● DIRECTION: Your task is to repeat the entries underneath exactly, minus the pictures.

— start of MATERIAL SHOWN —

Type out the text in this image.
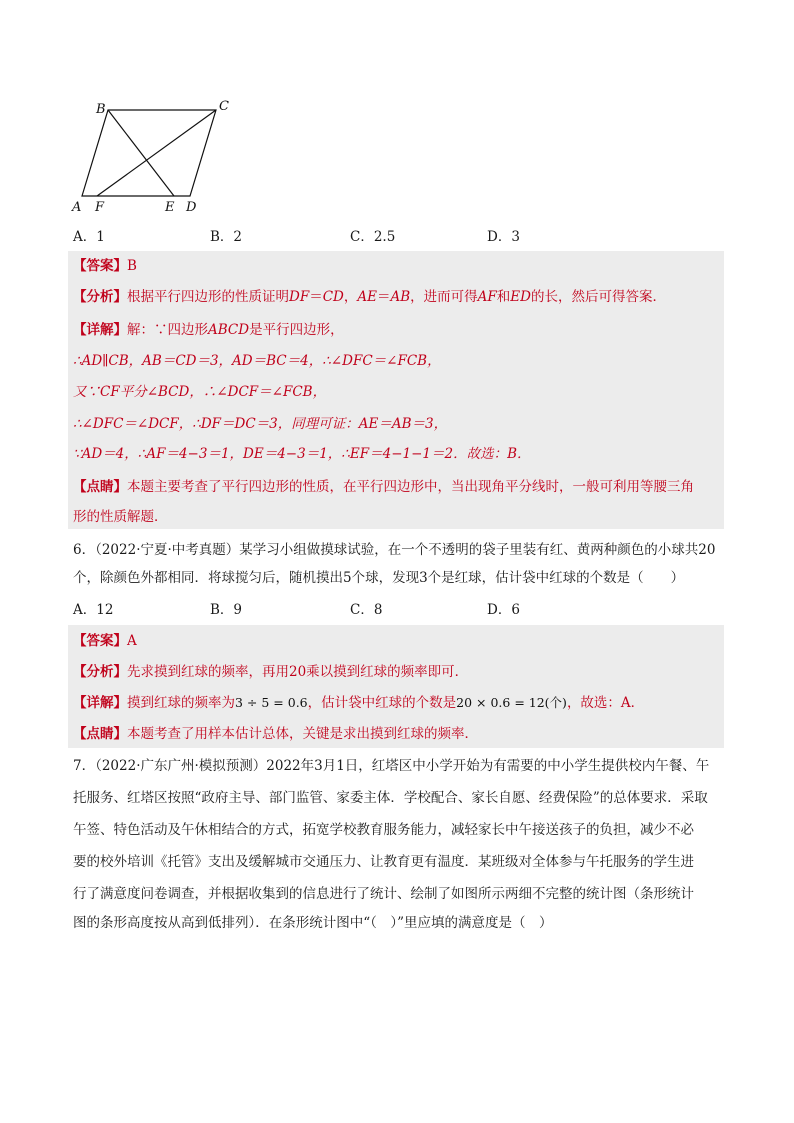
B	C
A F	E D
A．1	B．2	C．2.5	D．3
【答案】B
【分析】根据平行四边形的性质证明DF＝CD，AE＝AB，进而可得AF和ED的长，然后可得答案．
【详解】解：∵四边形ABCD是平行四边形，
∴AD∥CB，AB＝CD＝3，AD＝BC＝4，∴∠DFC＝∠FCB，
又∵CF平分∠BCD，∴∠DCF＝∠FCB，
∴∠DFC＝∠DCF，∴DF＝DC＝3，同理可证：AE＝AB＝3，
∵AD＝4，∴AF＝4−3＝1，DE＝4−3＝1，∴EF＝4−1−1＝2．故选：B．
【点睛】本题主要考查了平行四边形的性质，在平行四边形中，当出现角平分线时，一般可利用等腰三角
形的性质解题．
6．（2022·宁夏·中考真题）某学习小组做摸球试验，在一个不透明的袋子里装有红、黄两种颜色的小球共20
个，除颜色外都相同．将球搅匀后，随机摸出5个球，发现3个是红球，估计袋中红球的个数是（　　）
A．12	B．9	C．8	D．6
【答案】A
【分析】先求摸到红球的频率，再用20乘以摸到红球的频率即可．
【详解】摸到红球的频率为3 ÷ 5 = 0.6，估计袋中红球的个数是20 × 0.6 = 12(个)，故选：A．
【点睛】本题考查了用样本估计总体，关键是求出摸到红球的频率．
7．（2022·广东广州·模拟预测）2022年3月1日，红塔区中小学开始为有需要的中小学生提供校内午餐、午
托服务、红塔区按照“政府主导、部门监管、家委主体．学校配合、家长自愿、经费保险”的总体要求．采取
午签、特色活动及午休相结合的方式，拓宽学校教育服务能力，减轻家长中午接送孩子的负担，减少不必
要的校外培训《托管》支出及缓解城市交通压力、让教育更有温度．某班级对全体参与午托服务的学生进
行了满意度问卷调查，并根据收集到的信息进行了统计、绘制了如图所示两细不完整的统计图（条形统计
图的条形高度按从高到低排列）．在条形统计图中“（　）”里应填的满意度是（　）
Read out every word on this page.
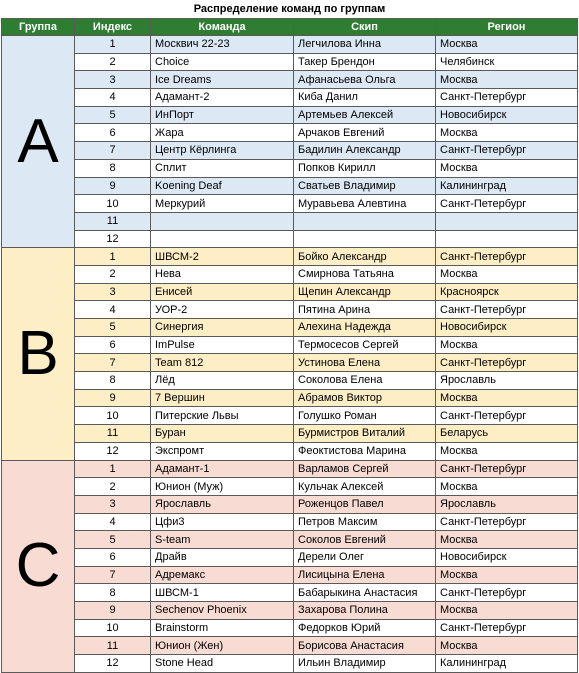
Распределение команд по группам
Группа	Индекс	Команда	Скип	Регион
A	1	Москвич 22-23	Легчилова Инна	Москва
	2	Choice	Такер Брендон	Челябинск
	3	Ice Dreams	Афанасьева Ольга	Москва
	4	Адамант-2	Киба Данил	Санкт-Петербург
	5	ИнПорт	Артемьев Алексей	Новосибирск
	6	Жара	Арчаков Евгений	Москва
	7	Центр Кёрлинга	Бадилин Александр	Санкт-Петербург
	8	Сплит	Попков Кирилл	Москва
	9	Koening Deaf	Сватьев Владимир	Калининград
	10	Меркурий	Муравьева Алевтина	Санкт-Петербург
	11			
	12			
B	1	ШВСМ-2	Бойко Александр	Санкт-Петербург
	2	Нева	Смирнова Татьяна	Москва
	3	Енисей	Щепин Александр	Красноярск
	4	УОР-2	Пятина Арина	Санкт-Петербург
	5	Синергия	Алехина Надежда	Новосибирск
	6	ImPulse	Термосесов Сергей	Москва
	7	Team 812	Устинова Елена	Санкт-Петербург
	8	Лёд	Соколова Елена	Ярославль
	9	7 Вершин	Абрамов Виктор	Москва
	10	Питерские Львы	Голушко Роман	Санкт-Петербург
	11	Буран	Бурмистров Виталий	Беларусь
	12	Экспромт	Феоктистова Марина	Москва
C	1	Адамант-1	Варламов Сергей	Санкт-Петербург
	2	Юнион (Муж)	Кульчак Алексей	Москва
	3	Ярославль	Роженцов Павел	Ярославль
	4	Цфи3	Петров Максим	Санкт-Петербург
	5	S-team	Соколов Евгений	Москва
	6	Драйв	Дерели Олег	Новосибирск
	7	Адремакс	Лисицына Елена	Москва
	8	ШВСМ-1	Бабарыкина Анастасия	Санкт-Петербург
	9	Sechenov Phoenix	Захарова Полина	Москва
	10	Brainstorm	Федорков Юрий	Санкт-Петербург
	11	Юнион (Жен)	Борисова Анастасия	Москва
	12	Stone Head	Ильин Владимир	Калининград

— end of MATERIAL SHOWN —

● FULL OUTPUT:
Type out the text in this image.
B	C
A F	E D
A．1	B．2	C．2.5	D．3
【答案】B
【分析】根据平行四边形的性质证明DF＝CD，AE＝AB，进而可得AF和ED的长，然后可得答案．
【详解】解：∵四边形ABCD是平行四边形，
∴AD∥CB，AB＝CD＝3，AD＝BC＝4，∴∠DFC＝∠FCB，
又∵CF平分∠BCD，∴∠DCF＝∠FCB，
∴∠DFC＝∠DCF，∴DF＝DC＝3，同理可证：AE＝AB＝3，
∵AD＝4，∴AF＝4−3＝1，DE＝4−3＝1，∴EF＝4−1−1＝2．故选：B．
【点睛】本题主要考查了平行四边形的性质，在平行四边形中，当出现角平分线时，一般可利用等腰三角
形的性质解题．
6．（2022·宁夏·中考真题）某学习小组做摸球试验，在一个不透明的袋子里装有红、黄两种颜色的小球共20
个，除颜色外都相同．将球搅匀后，随机摸出5个球，发现3个是红球，估计袋中红球的个数是（　　）
A．12	B．9	C．8	D．6
【答案】A
【分析】先求摸到红球的频率，再用20乘以摸到红球的频率即可．
【详解】摸到红球的频率为3 ÷ 5 = 0.6，估计袋中红球的个数是20 × 0.6 = 12(个)，故选：A．
【点睛】本题考查了用样本估计总体，关键是求出摸到红球的频率．
7．（2022·广东广州·模拟预测）2022年3月1日，红塔区中小学开始为有需要的中小学生提供校内午餐、午
托服务、红塔区按照“政府主导、部门监管、家委主体．学校配合、家长自愿、经费保险”的总体要求．采取
午签、特色活动及午休相结合的方式，拓宽学校教育服务能力，减轻家长中午接送孩子的负担，减少不必
要的校外培训《托管》支出及缓解城市交通压力、让教育更有温度．某班级对全体参与午托服务的学生进
行了满意度问卷调查，并根据收集到的信息进行了统计、绘制了如图所示两细不完整的统计图（条形统计
图的条形高度按从高到低排列）．在条形统计图中“（　）”里应填的满意度是（　）
Read out every word on this page.
Распределение команд по группам
Группа	Индекс	Команда	Скип	Регион
A	1	Москвич 22-23	Легчилова Инна	Москва
	2	Choice	Такер Брендон	Челябинск
	3	Ice Dreams	Афанасьева Ольга	Москва
	4	Адамант-2	Киба Данил	Санкт-Петербург
	5	ИнПорт	Артемьев Алексей	Новосибирск
	6	Жара	Арчаков Евгений	Москва
	7	Центр Кёрлинга	Бадилин Александр	Санкт-Петербург
	8	Сплит	Попков Кирилл	Москва
	9	Koening Deaf	Сватьев Владимир	Калининград
	10	Меркурий	Муравьева Алевтина	Санкт-Петербург
	11			
	12			
B	1	ШВСМ-2	Бойко Александр	Санкт-Петербург
	2	Нева	Смирнова Татьяна	Москва
	3	Енисей	Щепин Александр	Красноярск
	4	УОР-2	Пятина Арина	Санкт-Петербург
	5	Синергия	Алехина Надежда	Новосибирск
	6	ImPulse	Термосесов Сергей	Москва
	7	Team 812	Устинова Елена	Санкт-Петербург
	8	Лёд	Соколова Елена	Ярославль
	9	7 Вершин	Абрамов Виктор	Москва
	10	Питерские Львы	Голушко Роман	Санкт-Петербург
	11	Буран	Бурмистров Виталий	Беларусь
	12	Экспромт	Феоктистова Марина	Москва
C	1	Адамант-1	Варламов Сергей	Санкт-Петербург
	2	Юнион (Муж)	Кульчак Алексей	Москва
	3	Ярославль	Роженцов Павел	Ярославль
	4	Цфи3	Петров Максим	Санкт-Петербург
	5	S-team	Соколов Евгений	Москва
	6	Драйв	Дерели Олег	Новосибирск
	7	Адремакс	Лисицына Елена	Москва
	8	ШВСМ-1	Бабарыкина Анастасия	Санкт-Петербург
	9	Sechenov Phoenix	Захарова Полина	Москва
	10	Brainstorm	Федорков Юрий	Санкт-Петербург
	11	Юнион (Жен)	Борисова Анастасия	Москва
	12	Stone Head	Ильин Владимир	Калининград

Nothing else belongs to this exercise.